* Your task
Copy the records below exactly, leaving out any pictures.

----------------

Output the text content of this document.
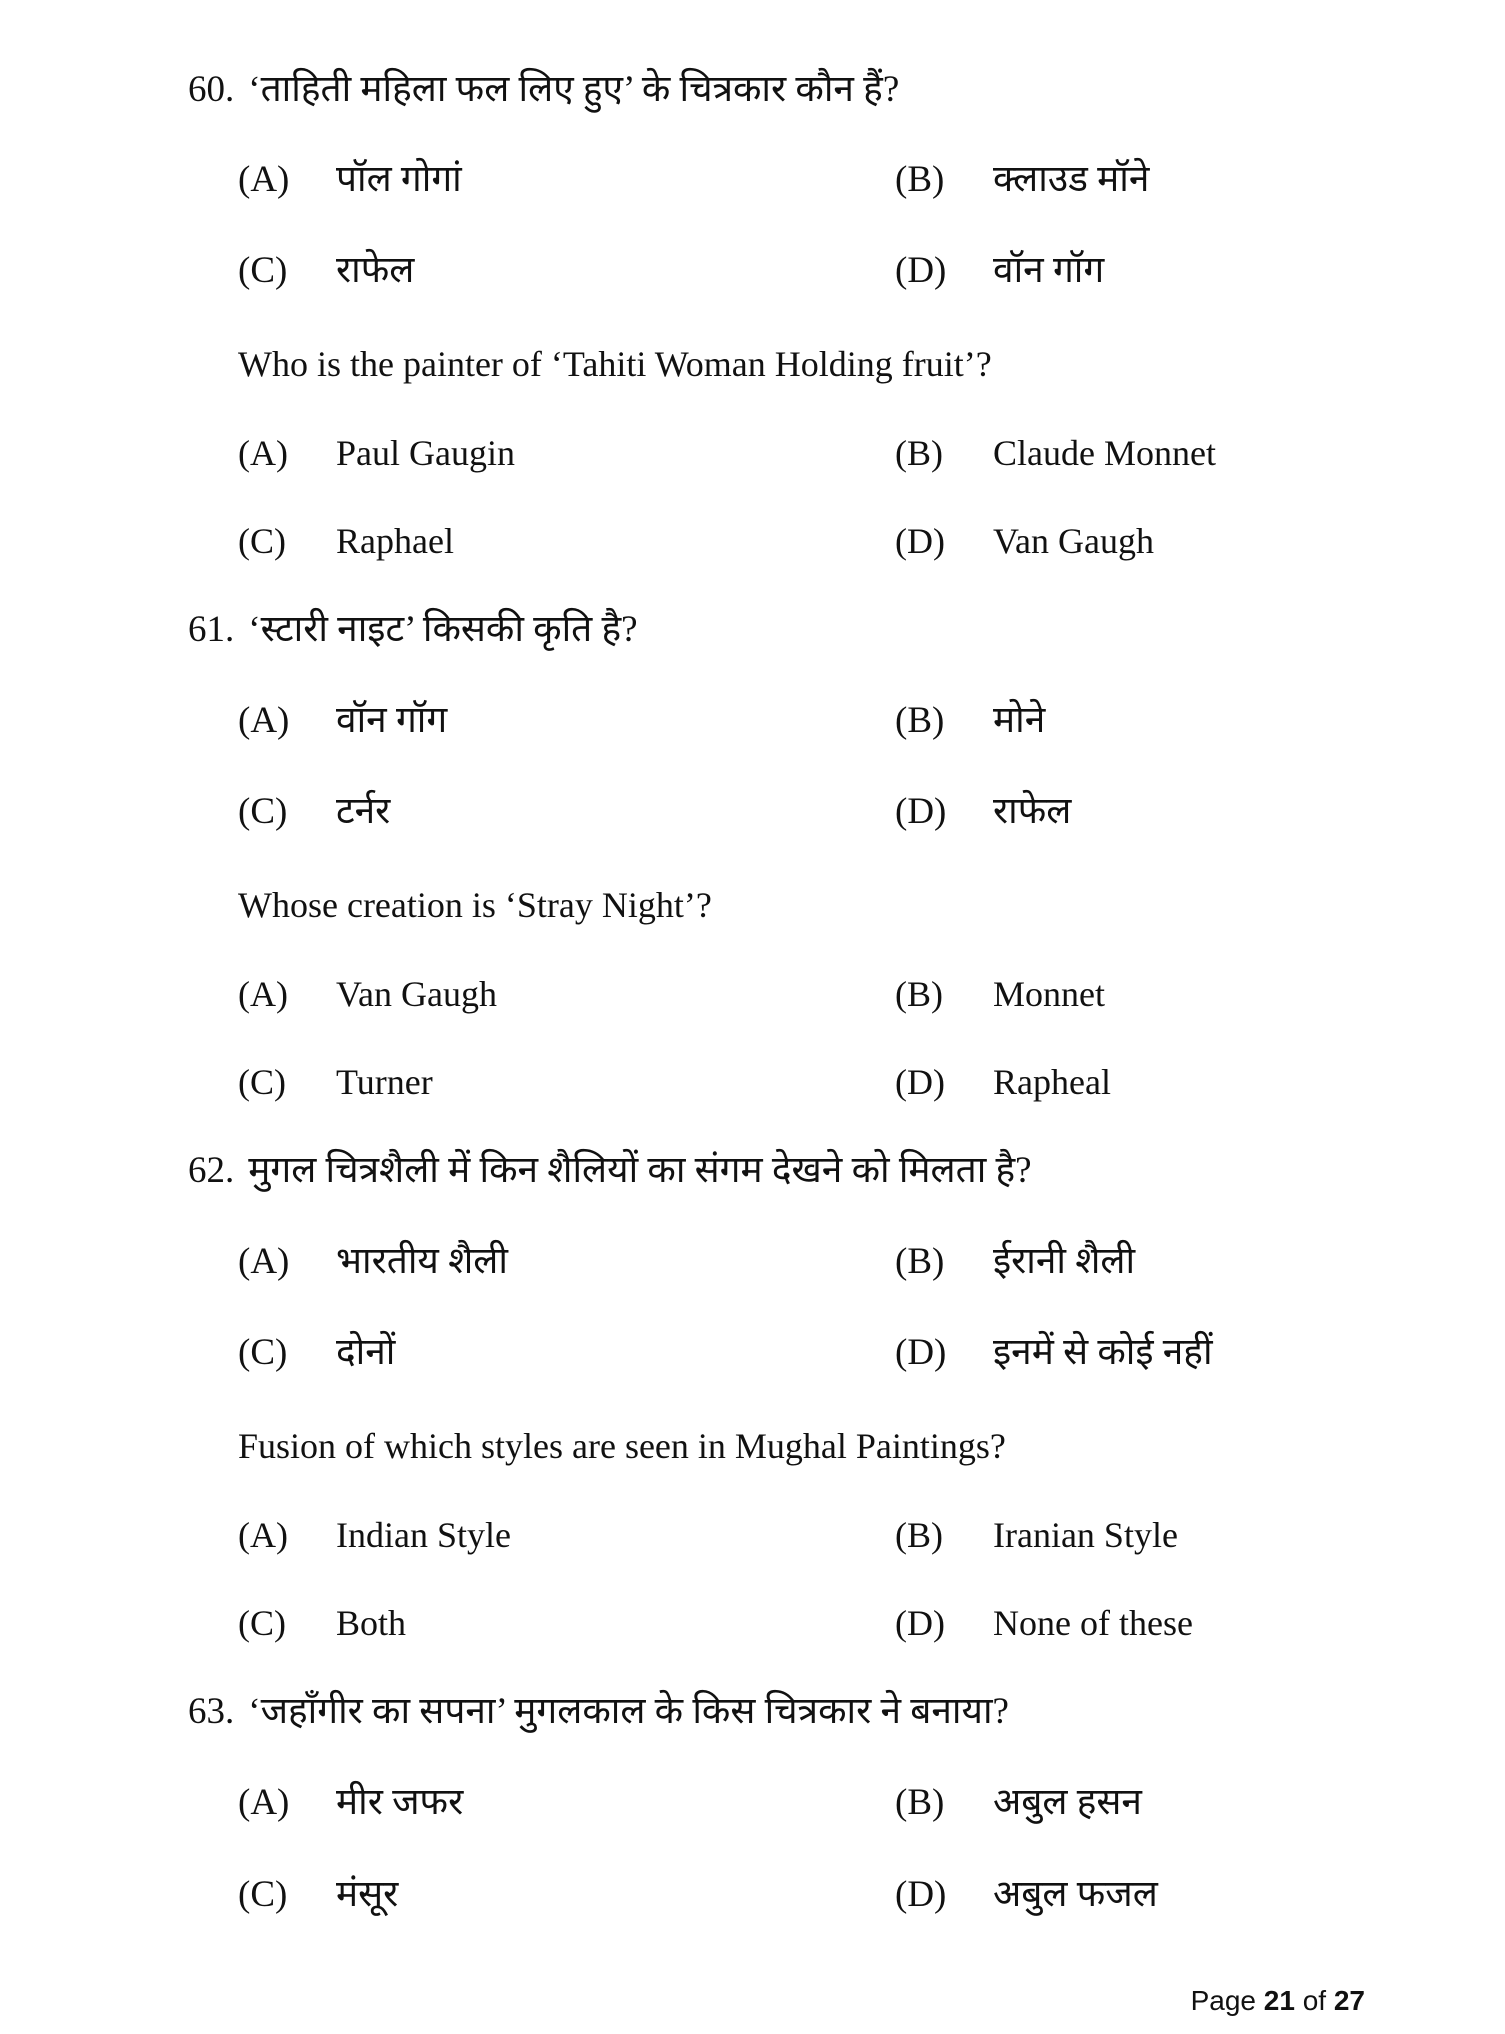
60. ‘ताहिती महिला फल लिए हुए’ के चित्रकार कौन हैं?
(A) पॉल गोगां	(B) क्लाउड मॉने
(C) राफेल	(D) वॉन गॉग
Who is the painter of ‘Tahiti Woman Holding fruit’?
(A) Paul Gaugin	(B) Claude Monnet
(C) Raphael	(D) Van Gaugh
61. ‘स्टारी नाइट’ किसकी कृति है?
(A) वॉन गॉग	(B) मोने
(C) टर्नर	(D) राफेल
Whose creation is ‘Stray Night’?
(A) Van Gaugh	(B) Monnet
(C) Turner	(D) Rapheal
62. मुगल चित्रशैली में किन शैलियों का संगम देखने को मिलता है?
(A) भारतीय शैली	(B) ईरानी शैली
(C) दोनों	(D) इनमें से कोई नहीं
Fusion of which styles are seen in Mughal Paintings?
(A) Indian Style	(B) Iranian Style
(C) Both	(D) None of these
63. ‘जहाँगीर का सपना’ मुगलकाल के किस चित्रकार ने बनाया?
(A) मीर जफर	(B) अबुल हसन
(C) मंसूर	(D) अबुल फजल
Page 21 of 27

----------------

* Right answer
Output the text content of this document.
60. ‘ताहिती महिला फल लिए हुए’ के चित्रकार कौन हैं?
(A) पॉल गोगां	(B) क्लाउड मॉने
(C) राफेल	(D) वॉन गॉग
Who is the painter of ‘Tahiti Woman Holding fruit’?
(A) Paul Gaugin	(B) Claude Monnet
(C) Raphael	(D) Van Gaugh
61. ‘स्टारी नाइट’ किसकी कृति है?
(A) वॉन गॉग	(B) मोने
(C) टर्नर	(D) राफेल
Whose creation is ‘Stray Night’?
(A) Van Gaugh	(B) Monnet
(C) Turner	(D) Rapheal
62. मुगल चित्रशैली में किन शैलियों का संगम देखने को मिलता है?
(A) भारतीय शैली	(B) ईरानी शैली
(C) दोनों	(D) इनमें से कोई नहीं
Fusion of which styles are seen in Mughal Paintings?
(A) Indian Style	(B) Iranian Style
(C) Both	(D) None of these
63. ‘जहाँगीर का सपना’ मुगलकाल के किस चित्रकार ने बनाया?
(A) मीर जफर	(B) अबुल हसन
(C) मंसूर	(D) अबुल फजल
Page 21 of 27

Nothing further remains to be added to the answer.